*Required work*: What lines of the data hold the string "title"? Pull each one out.
** START **
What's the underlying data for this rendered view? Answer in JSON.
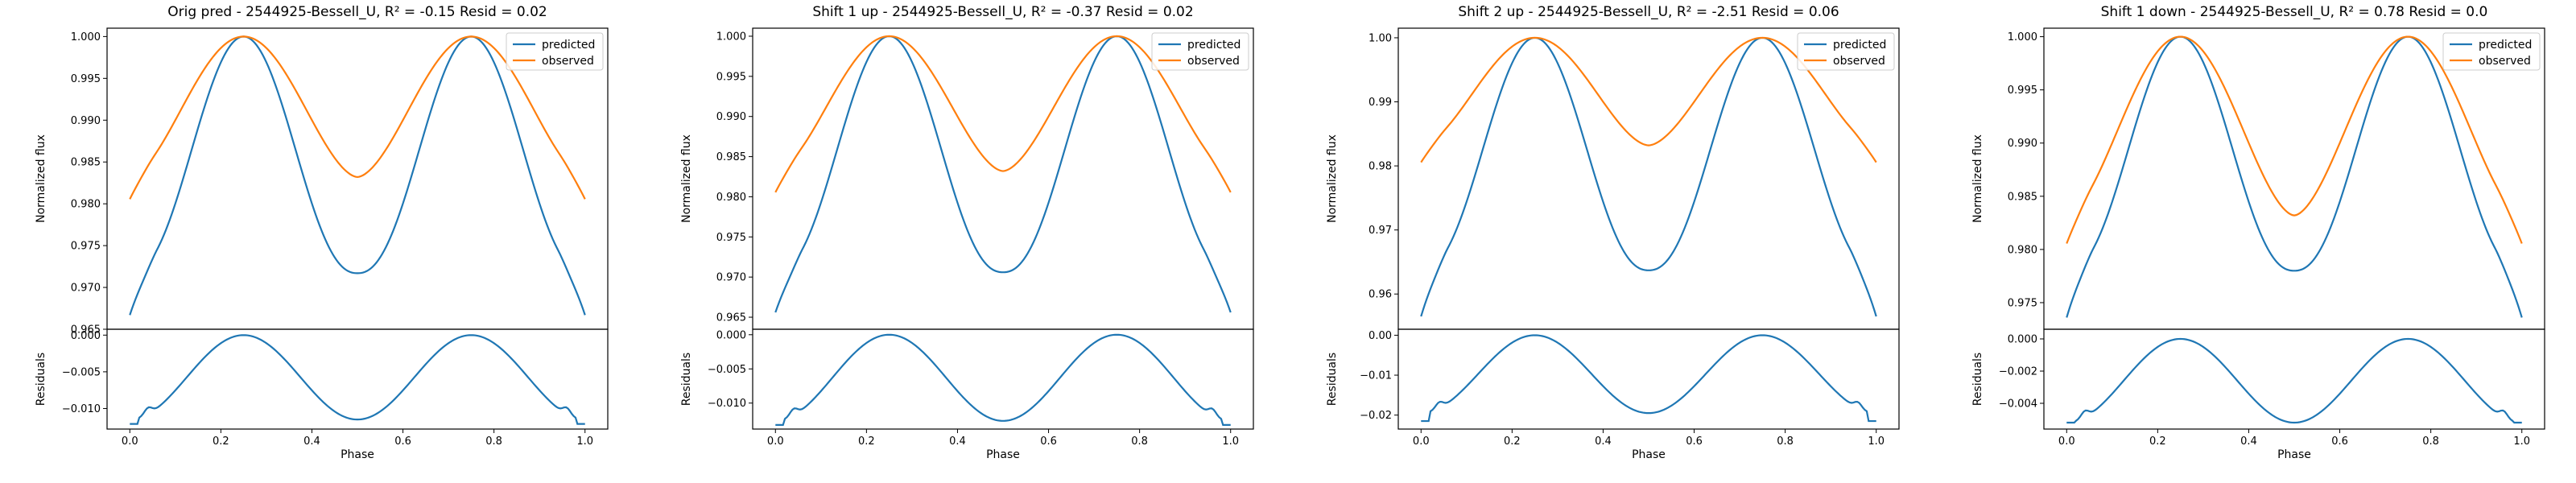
{
  "colors": {
    "predicted": "#1f77b4",
    "observed": "#ff7f0e"
  },
  "chart_data": [
    {
      "type": "line",
      "title": "Orig pred - 2544925-Bessell_U, R² = -0.15 Resid = 0.02",
      "legend": [
        "predicted",
        "observed"
      ],
      "legend_position": "top-right",
      "main": {
        "ylabel": "Normalized flux",
        "ylim": [
          0.965,
          1.001
        ],
        "yticks": [
          0.965,
          0.97,
          0.975,
          0.98,
          0.985,
          0.99,
          0.995,
          1.0
        ],
        "ytick_labels": [
          "0.965",
          "0.970",
          "0.975",
          "0.980",
          "0.985",
          "0.990",
          "0.995",
          "1.000"
        ],
        "predicted": {
          "trough": 0.9717,
          "edge": 0.9667
        },
        "observed": {
          "trough": 0.9832,
          "edge": 0.9788
        }
      },
      "resid": {
        "ylabel": "Residuals",
        "ylim": [
          -0.0128,
          0.0008
        ],
        "yticks": [
          -0.01,
          -0.005,
          0.0
        ],
        "ytick_labels": [
          "−0.010",
          "−0.005",
          "0.000"
        ],
        "trough": -0.0115,
        "edge": -0.0121
      },
      "xlabel": "Phase",
      "xlim": [
        -0.05,
        1.05
      ],
      "xticks": [
        0.0,
        0.2,
        0.4,
        0.6,
        0.8,
        1.0
      ],
      "xtick_labels": [
        "0.0",
        "0.2",
        "0.4",
        "0.6",
        "0.8",
        "1.0"
      ]
    },
    {
      "type": "line",
      "title": "Shift 1 up - 2544925-Bessell_U, R² = -0.37 Resid = 0.02",
      "legend": [
        "predicted",
        "observed"
      ],
      "legend_position": "top-right",
      "main": {
        "ylabel": "Normalized flux",
        "ylim": [
          0.9635,
          1.001
        ],
        "yticks": [
          0.965,
          0.97,
          0.975,
          0.98,
          0.985,
          0.99,
          0.995,
          1.0
        ],
        "ytick_labels": [
          "0.965",
          "0.970",
          "0.975",
          "0.980",
          "0.985",
          "0.990",
          "0.995",
          "1.000"
        ],
        "predicted": {
          "trough": 0.9706,
          "edge": 0.9656
        },
        "observed": {
          "trough": 0.9832,
          "edge": 0.9788
        }
      },
      "resid": {
        "ylabel": "Residuals",
        "ylim": [
          -0.0138,
          0.0008
        ],
        "yticks": [
          -0.01,
          -0.005,
          0.0
        ],
        "ytick_labels": [
          "−0.010",
          "−0.005",
          "0.000"
        ],
        "trough": -0.0126,
        "edge": -0.0132
      },
      "xlabel": "Phase",
      "xlim": [
        -0.05,
        1.05
      ],
      "xticks": [
        0.0,
        0.2,
        0.4,
        0.6,
        0.8,
        1.0
      ],
      "xtick_labels": [
        "0.0",
        "0.2",
        "0.4",
        "0.6",
        "0.8",
        "1.0"
      ]
    },
    {
      "type": "line",
      "title": "Shift 2 up - 2544925-Bessell_U, R² = -2.51 Resid = 0.06",
      "legend": [
        "predicted",
        "observed"
      ],
      "legend_position": "top-right",
      "main": {
        "ylabel": "Normalized flux",
        "ylim": [
          0.9545,
          1.0015
        ],
        "yticks": [
          0.96,
          0.97,
          0.98,
          0.99,
          1.0
        ],
        "ytick_labels": [
          "0.96",
          "0.97",
          "0.98",
          "0.99",
          "1.00"
        ],
        "predicted": {
          "trough": 0.9637,
          "edge": 0.9565
        },
        "observed": {
          "trough": 0.9832,
          "edge": 0.9788
        }
      },
      "resid": {
        "ylabel": "Residuals",
        "ylim": [
          -0.0235,
          0.0015
        ],
        "yticks": [
          -0.02,
          -0.01,
          0.0
        ],
        "ytick_labels": [
          "−0.02",
          "−0.01",
          "0.00"
        ],
        "trough": -0.0195,
        "edge": -0.0215
      },
      "xlabel": "Phase",
      "xlim": [
        -0.05,
        1.05
      ],
      "xticks": [
        0.0,
        0.2,
        0.4,
        0.6,
        0.8,
        1.0
      ],
      "xtick_labels": [
        "0.0",
        "0.2",
        "0.4",
        "0.6",
        "0.8",
        "1.0"
      ]
    },
    {
      "type": "line",
      "title": "Shift 1 down - 2544925-Bessell_U, R² = 0.78 Resid = 0.0",
      "legend": [
        "predicted",
        "observed"
      ],
      "legend_position": "top-right",
      "main": {
        "ylabel": "Normalized flux",
        "ylim": [
          0.9725,
          1.0008
        ],
        "yticks": [
          0.975,
          0.98,
          0.985,
          0.99,
          0.995,
          1.0
        ],
        "ytick_labels": [
          "0.975",
          "0.980",
          "0.985",
          "0.990",
          "0.995",
          "1.000"
        ],
        "predicted": {
          "trough": 0.978,
          "edge": 0.9736
        },
        "observed": {
          "trough": 0.9832,
          "edge": 0.9788
        }
      },
      "resid": {
        "ylabel": "Residuals",
        "ylim": [
          -0.0056,
          0.0006
        ],
        "yticks": [
          -0.004,
          -0.002,
          0.0
        ],
        "ytick_labels": [
          "−0.004",
          "−0.002",
          "0.000"
        ],
        "trough": -0.0052,
        "edge": -0.0052
      },
      "xlabel": "Phase",
      "xlim": [
        -0.05,
        1.05
      ],
      "xticks": [
        0.0,
        0.2,
        0.4,
        0.6,
        0.8,
        1.0
      ],
      "xtick_labels": [
        "0.0",
        "0.2",
        "0.4",
        "0.6",
        "0.8",
        "1.0"
      ]
    }
  ]
}
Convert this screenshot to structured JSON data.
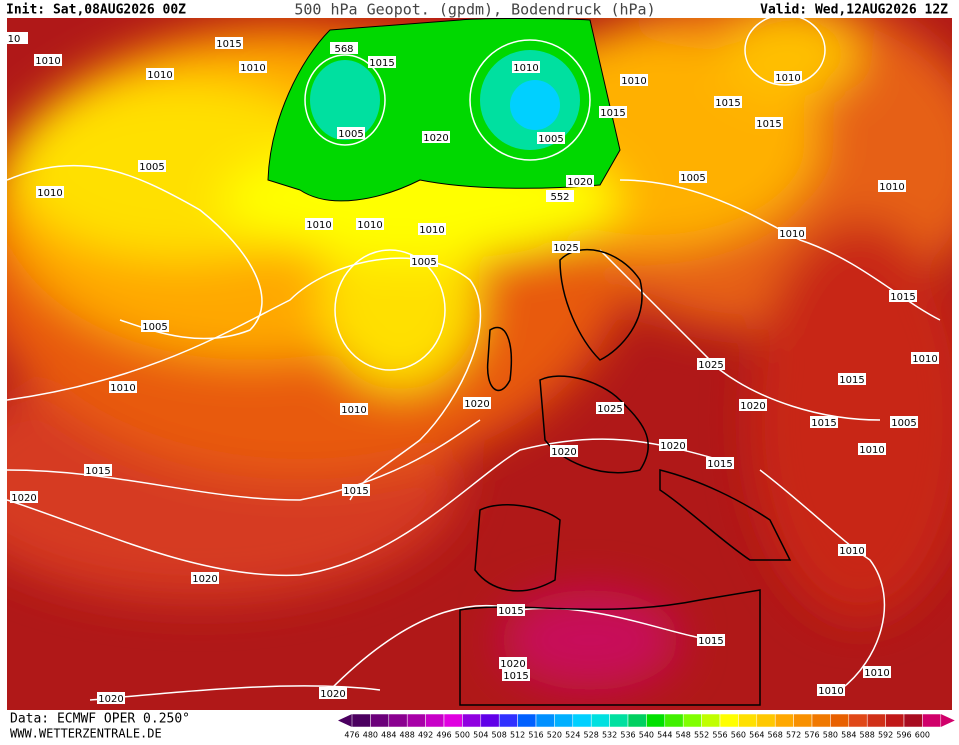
{
  "header": {
    "init": "Init: Sat,08AUG2026 00Z",
    "title": "500 hPa Geopot. (gpdm), Bodendruck (hPa)",
    "valid": "Valid: Wed,12AUG2026 12Z"
  },
  "footer": {
    "source": "Data: ECMWF OPER 0.250°",
    "site": "WWW.WETTERZENTRALE.DE"
  },
  "scale": {
    "values": [
      476,
      480,
      484,
      488,
      492,
      496,
      500,
      504,
      508,
      512,
      516,
      520,
      524,
      528,
      532,
      536,
      540,
      544,
      548,
      552,
      556,
      560,
      564,
      568,
      572,
      576,
      580,
      584,
      588,
      592,
      596,
      600
    ],
    "colors": [
      "#4b0060",
      "#6b007a",
      "#8a0090",
      "#a800a8",
      "#c800c8",
      "#e000e0",
      "#9000e0",
      "#6000e8",
      "#3030ff",
      "#0060ff",
      "#0090ff",
      "#00b0ff",
      "#00d0ff",
      "#00e0e0",
      "#00e0a0",
      "#00d060",
      "#00e000",
      "#40f000",
      "#80ff00",
      "#c0ff00",
      "#ffff00",
      "#ffe000",
      "#ffc800",
      "#ffa800",
      "#f89000",
      "#f07800",
      "#e86000",
      "#e04818",
      "#d03018",
      "#c01818",
      "#a80c20",
      "#d0006a"
    ]
  },
  "isobar_labels": [
    10,
    1010,
    1015,
    1010,
    1010,
    1015,
    1010,
    1010,
    1010,
    1015,
    1015,
    1015,
    1005,
    1020,
    1005,
    1005,
    1005,
    1010,
    1010,
    1020,
    552,
    1010,
    1010,
    1010,
    1010,
    1025,
    1005,
    1015,
    1005,
    1010,
    1025,
    1010,
    1015,
    1010,
    1020,
    1025,
    1020,
    1015,
    1005,
    1020,
    1020,
    1015,
    1010,
    1015,
    1015,
    1020,
    1010,
    1020,
    1015,
    1015,
    1020,
    1015,
    1010,
    1010,
    1020,
    1020,
    568
  ]
}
** END **
*Written solution*:
      "title": "Orig pred - 2544925-Bessell_U, R² = -0.15 Resid = 0.02",
      "title": "Shift 1 up - 2544925-Bessell_U, R² = -0.37 Resid = 0.02",
      "title": "Shift 2 up - 2544925-Bessell_U, R² = -2.51 Resid = 0.06",
      "title": "Shift 1 down - 2544925-Bessell_U, R² = 0.78 Resid = 0.0",
    "title": "500 hPa Geopot. (gpdm), Bodendruck (hPa)",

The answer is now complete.